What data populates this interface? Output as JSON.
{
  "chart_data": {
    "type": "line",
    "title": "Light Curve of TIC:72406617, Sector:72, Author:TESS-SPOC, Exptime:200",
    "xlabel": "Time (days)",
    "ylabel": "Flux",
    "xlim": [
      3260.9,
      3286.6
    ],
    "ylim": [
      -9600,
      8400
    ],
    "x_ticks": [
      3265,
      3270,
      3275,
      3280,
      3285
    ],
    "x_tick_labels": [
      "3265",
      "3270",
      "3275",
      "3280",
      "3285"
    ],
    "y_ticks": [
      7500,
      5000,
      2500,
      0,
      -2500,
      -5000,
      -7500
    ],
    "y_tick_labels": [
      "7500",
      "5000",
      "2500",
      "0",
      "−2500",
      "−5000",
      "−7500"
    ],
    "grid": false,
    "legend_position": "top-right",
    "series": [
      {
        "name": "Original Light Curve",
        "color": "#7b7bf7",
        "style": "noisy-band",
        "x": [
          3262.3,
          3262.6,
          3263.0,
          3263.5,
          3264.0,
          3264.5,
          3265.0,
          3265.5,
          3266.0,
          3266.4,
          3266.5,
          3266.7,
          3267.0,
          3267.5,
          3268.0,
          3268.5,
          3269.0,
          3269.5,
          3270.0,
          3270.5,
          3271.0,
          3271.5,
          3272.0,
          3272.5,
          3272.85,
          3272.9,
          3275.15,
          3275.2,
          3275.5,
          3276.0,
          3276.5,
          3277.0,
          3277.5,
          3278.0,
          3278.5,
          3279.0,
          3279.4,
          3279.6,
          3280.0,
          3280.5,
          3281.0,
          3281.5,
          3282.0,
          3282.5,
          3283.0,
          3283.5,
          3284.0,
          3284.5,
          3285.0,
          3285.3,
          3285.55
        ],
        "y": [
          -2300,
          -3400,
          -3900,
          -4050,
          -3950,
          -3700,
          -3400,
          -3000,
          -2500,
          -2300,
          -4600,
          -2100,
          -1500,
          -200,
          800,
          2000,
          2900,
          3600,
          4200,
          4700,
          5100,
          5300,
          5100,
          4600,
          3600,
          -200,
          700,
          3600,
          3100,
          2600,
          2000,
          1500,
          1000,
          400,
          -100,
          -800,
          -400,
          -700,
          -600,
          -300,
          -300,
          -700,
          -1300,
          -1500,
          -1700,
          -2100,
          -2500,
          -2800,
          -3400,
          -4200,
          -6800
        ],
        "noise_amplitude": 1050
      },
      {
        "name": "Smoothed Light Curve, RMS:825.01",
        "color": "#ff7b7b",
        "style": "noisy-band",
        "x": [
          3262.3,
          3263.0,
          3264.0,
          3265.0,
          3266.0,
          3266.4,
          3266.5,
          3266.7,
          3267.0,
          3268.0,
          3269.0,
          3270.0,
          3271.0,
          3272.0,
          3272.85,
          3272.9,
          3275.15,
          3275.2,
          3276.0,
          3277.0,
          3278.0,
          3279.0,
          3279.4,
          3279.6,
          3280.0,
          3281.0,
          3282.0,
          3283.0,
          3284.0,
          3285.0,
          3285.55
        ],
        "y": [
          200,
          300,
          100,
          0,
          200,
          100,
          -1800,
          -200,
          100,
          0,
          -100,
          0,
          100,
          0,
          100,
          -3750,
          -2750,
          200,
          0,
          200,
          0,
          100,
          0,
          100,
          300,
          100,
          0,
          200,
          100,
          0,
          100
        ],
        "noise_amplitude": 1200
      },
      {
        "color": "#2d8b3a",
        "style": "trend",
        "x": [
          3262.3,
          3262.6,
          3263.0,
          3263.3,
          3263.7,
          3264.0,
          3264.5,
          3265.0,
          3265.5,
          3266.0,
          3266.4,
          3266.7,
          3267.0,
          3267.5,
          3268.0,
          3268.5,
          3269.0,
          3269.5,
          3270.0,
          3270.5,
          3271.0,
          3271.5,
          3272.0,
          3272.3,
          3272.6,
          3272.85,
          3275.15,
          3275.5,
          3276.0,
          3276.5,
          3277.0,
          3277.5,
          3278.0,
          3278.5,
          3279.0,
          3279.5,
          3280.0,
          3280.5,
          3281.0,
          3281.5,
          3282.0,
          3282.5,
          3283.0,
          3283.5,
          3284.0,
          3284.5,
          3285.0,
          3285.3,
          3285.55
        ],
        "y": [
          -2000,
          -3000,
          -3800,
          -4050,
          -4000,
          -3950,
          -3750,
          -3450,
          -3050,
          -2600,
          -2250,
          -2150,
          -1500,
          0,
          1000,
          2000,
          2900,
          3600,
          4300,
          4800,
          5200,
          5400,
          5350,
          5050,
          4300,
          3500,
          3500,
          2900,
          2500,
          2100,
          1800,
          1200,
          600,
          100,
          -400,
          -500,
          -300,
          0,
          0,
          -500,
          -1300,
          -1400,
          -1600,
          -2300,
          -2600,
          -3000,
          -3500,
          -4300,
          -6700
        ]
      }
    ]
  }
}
☆ ☆ ☆ ☆ ☆ ☆ ☆
# INSTRUCTIONS FOR THE TASK:
Copy out the whole listing exactly; please set it all down.

# WRITTEN ANSWER:
What data populates this interface? Output as JSON.
{
  "chart_data": {
    "type": "line",
    "title": "Light Curve of TIC:72406617, Sector:72, Author:TESS-SPOC, Exptime:200",
    "xlabel": "Time (days)",
    "ylabel": "Flux",
    "xlim": [
      3260.9,
      3286.6
    ],
    "ylim": [
      -9600,
      8400
    ],
    "x_ticks": [
      3265,
      3270,
      3275,
      3280,
      3285
    ],
    "x_tick_labels": [
      "3265",
      "3270",
      "3275",
      "3280",
      "3285"
    ],
    "y_ticks": [
      7500,
      5000,
      2500,
      0,
      -2500,
      -5000,
      -7500
    ],
    "y_tick_labels": [
      "7500",
      "5000",
      "2500",
      "0",
      "−2500",
      "−5000",
      "−7500"
    ],
    "grid": false,
    "legend_position": "top-right",
    "series": [
      {
        "name": "Original Light Curve",
        "color": "#7b7bf7",
        "style": "noisy-band",
        "x": [
          3262.3,
          3262.6,
          3263.0,
          3263.5,
          3264.0,
          3264.5,
          3265.0,
          3265.5,
          3266.0,
          3266.4,
          3266.5,
          3266.7,
          3267.0,
          3267.5,
          3268.0,
          3268.5,
          3269.0,
          3269.5,
          3270.0,
          3270.5,
          3271.0,
          3271.5,
          3272.0,
          3272.5,
          3272.85,
          3272.9,
          3275.15,
          3275.2,
          3275.5,
          3276.0,
          3276.5,
          3277.0,
          3277.5,
          3278.0,
          3278.5,
          3279.0,
          3279.4,
          3279.6,
          3280.0,
          3280.5,
          3281.0,
          3281.5,
          3282.0,
          3282.5,
          3283.0,
          3283.5,
          3284.0,
          3284.5,
          3285.0,
          3285.3,
          3285.55
        ],
        "y": [
          -2300,
          -3400,
          -3900,
          -4050,
          -3950,
          -3700,
          -3400,
          -3000,
          -2500,
          -2300,
          -4600,
          -2100,
          -1500,
          -200,
          800,
          2000,
          2900,
          3600,
          4200,
          4700,
          5100,
          5300,
          5100,
          4600,
          3600,
          -200,
          700,
          3600,
          3100,
          2600,
          2000,
          1500,
          1000,
          400,
          -100,
          -800,
          -400,
          -700,
          -600,
          -300,
          -300,
          -700,
          -1300,
          -1500,
          -1700,
          -2100,
          -2500,
          -2800,
          -3400,
          -4200,
          -6800
        ],
        "noise_amplitude": 1050
      },
      {
        "name": "Smoothed Light Curve, RMS:825.01",
        "color": "#ff7b7b",
        "style": "noisy-band",
        "x": [
          3262.3,
          3263.0,
          3264.0,
          3265.0,
          3266.0,
          3266.4,
          3266.5,
          3266.7,
          3267.0,
          3268.0,
          3269.0,
          3270.0,
          3271.0,
          3272.0,
          3272.85,
          3272.9,
          3275.15,
          3275.2,
          3276.0,
          3277.0,
          3278.0,
          3279.0,
          3279.4,
          3279.6,
          3280.0,
          3281.0,
          3282.0,
          3283.0,
          3284.0,
          3285.0,
          3285.55
        ],
        "y": [
          200,
          300,
          100,
          0,
          200,
          100,
          -1800,
          -200,
          100,
          0,
          -100,
          0,
          100,
          0,
          100,
          -3750,
          -2750,
          200,
          0,
          200,
          0,
          100,
          0,
          100,
          300,
          100,
          0,
          200,
          100,
          0,
          100
        ],
        "noise_amplitude": 1200
      },
      {
        "color": "#2d8b3a",
        "style": "trend",
        "x": [
          3262.3,
          3262.6,
          3263.0,
          3263.3,
          3263.7,
          3264.0,
          3264.5,
          3265.0,
          3265.5,
          3266.0,
          3266.4,
          3266.7,
          3267.0,
          3267.5,
          3268.0,
          3268.5,
          3269.0,
          3269.5,
          3270.0,
          3270.5,
          3271.0,
          3271.5,
          3272.0,
          3272.3,
          3272.6,
          3272.85,
          3275.15,
          3275.5,
          3276.0,
          3276.5,
          3277.0,
          3277.5,
          3278.0,
          3278.5,
          3279.0,
          3279.5,
          3280.0,
          3280.5,
          3281.0,
          3281.5,
          3282.0,
          3282.5,
          3283.0,
          3283.5,
          3284.0,
          3284.5,
          3285.0,
          3285.3,
          3285.55
        ],
        "y": [
          -2000,
          -3000,
          -3800,
          -4050,
          -4000,
          -3950,
          -3750,
          -3450,
          -3050,
          -2600,
          -2250,
          -2150,
          -1500,
          0,
          1000,
          2000,
          2900,
          3600,
          4300,
          4800,
          5200,
          5400,
          5350,
          5050,
          4300,
          3500,
          3500,
          2900,
          2500,
          2100,
          1800,
          1200,
          600,
          100,
          -400,
          -500,
          -300,
          0,
          0,
          -500,
          -1300,
          -1400,
          -1600,
          -2300,
          -2600,
          -3000,
          -3500,
          -4300,
          -6700
        ]
      }
    ]
  }
}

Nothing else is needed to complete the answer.